# [GIVEN TASK]
Exclude the pictures and return every line exactly as written.

# [SUPPLIED ENTRIES]
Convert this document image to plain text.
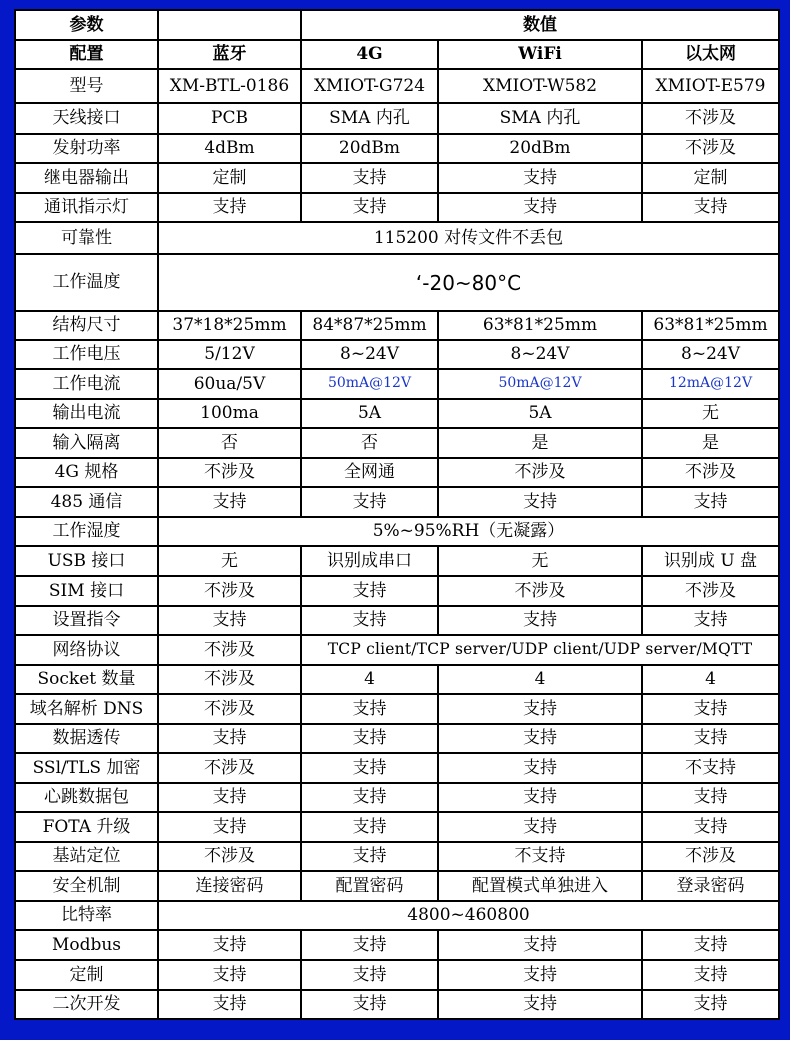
参数		数值		
配置	蓝牙	4G	WiFi	以太网
型号	XM-BTL-0186	XMIOT-G724	XMIOT-W582	XMIOT-E579
天线接口	PCB	SMA 内孔	SMA 内孔	不涉及
发射功率	4dBm	20dBm	20dBm	不涉及
继电器输出	定制	支持	支持	定制
通讯指示灯	支持	支持	支持	支持
可靠性	115200 对传文件不丢包			
工作温度	‘-20~80°C			
结构尺寸	37*18*25mm	84*87*25mm	63*81*25mm	63*81*25mm
工作电压	5/12V	8~24V	8~24V	8~24V
工作电流	60ua/5V	50mA@12V	50mA@12V	12mA@12V
输出电流	100ma	5A	5A	无
输入隔离	否	否	是	是
4G 规格	不涉及	全网通	不涉及	不涉及
485 通信	支持	支持	支持	支持
工作湿度	5%~95%RH（无凝露）			
USB 接口	无	识别成串口	无	识别成 U 盘
SIM 接口	不涉及	支持	不涉及	不涉及
设置指令	支持	支持	支持	支持
网络协议	不涉及	TCP client/TCP server/UDP client/UDP server/MQTT		
Socket 数量	不涉及	4	4	4
域名解析 DNS	不涉及	支持	支持	支持
数据透传	支持	支持	支持	支持
SSl/TLS 加密	不涉及	支持	支持	不支持
心跳数据包	支持	支持	支持	支持
FOTA 升级	支持	支持	支持	支持
基站定位	不涉及	支持	不支持	不涉及
安全机制	连接密码	配置密码	配置模式单独进入	登录密码
比特率	4800~460800			
Modbus	支持	支持	支持	支持
定制	支持	支持	支持	支持
二次开发	支持	支持	支持	支持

# [WRITTEN ANSWER]
Convert this document image to plain text.
参数		数值		
配置	蓝牙	4G	WiFi	以太网
型号	XM-BTL-0186	XMIOT-G724	XMIOT-W582	XMIOT-E579
天线接口	PCB	SMA 内孔	SMA 内孔	不涉及
发射功率	4dBm	20dBm	20dBm	不涉及
继电器输出	定制	支持	支持	定制
通讯指示灯	支持	支持	支持	支持
可靠性	115200 对传文件不丢包			
工作温度	‘-20~80°C			
结构尺寸	37*18*25mm	84*87*25mm	63*81*25mm	63*81*25mm
工作电压	5/12V	8~24V	8~24V	8~24V
工作电流	60ua/5V	50mA@12V	50mA@12V	12mA@12V
输出电流	100ma	5A	5A	无
输入隔离	否	否	是	是
4G 规格	不涉及	全网通	不涉及	不涉及
485 通信	支持	支持	支持	支持
工作湿度	5%~95%RH（无凝露）			
USB 接口	无	识别成串口	无	识别成 U 盘
SIM 接口	不涉及	支持	不涉及	不涉及
设置指令	支持	支持	支持	支持
网络协议	不涉及	TCP client/TCP server/UDP client/UDP server/MQTT		
Socket 数量	不涉及	4	4	4
域名解析 DNS	不涉及	支持	支持	支持
数据透传	支持	支持	支持	支持
SSl/TLS 加密	不涉及	支持	支持	不支持
心跳数据包	支持	支持	支持	支持
FOTA 升级	支持	支持	支持	支持
基站定位	不涉及	支持	不支持	不涉及
安全机制	连接密码	配置密码	配置模式单独进入	登录密码
比特率	4800~460800			
Modbus	支持	支持	支持	支持
定制	支持	支持	支持	支持
二次开发	支持	支持	支持	支持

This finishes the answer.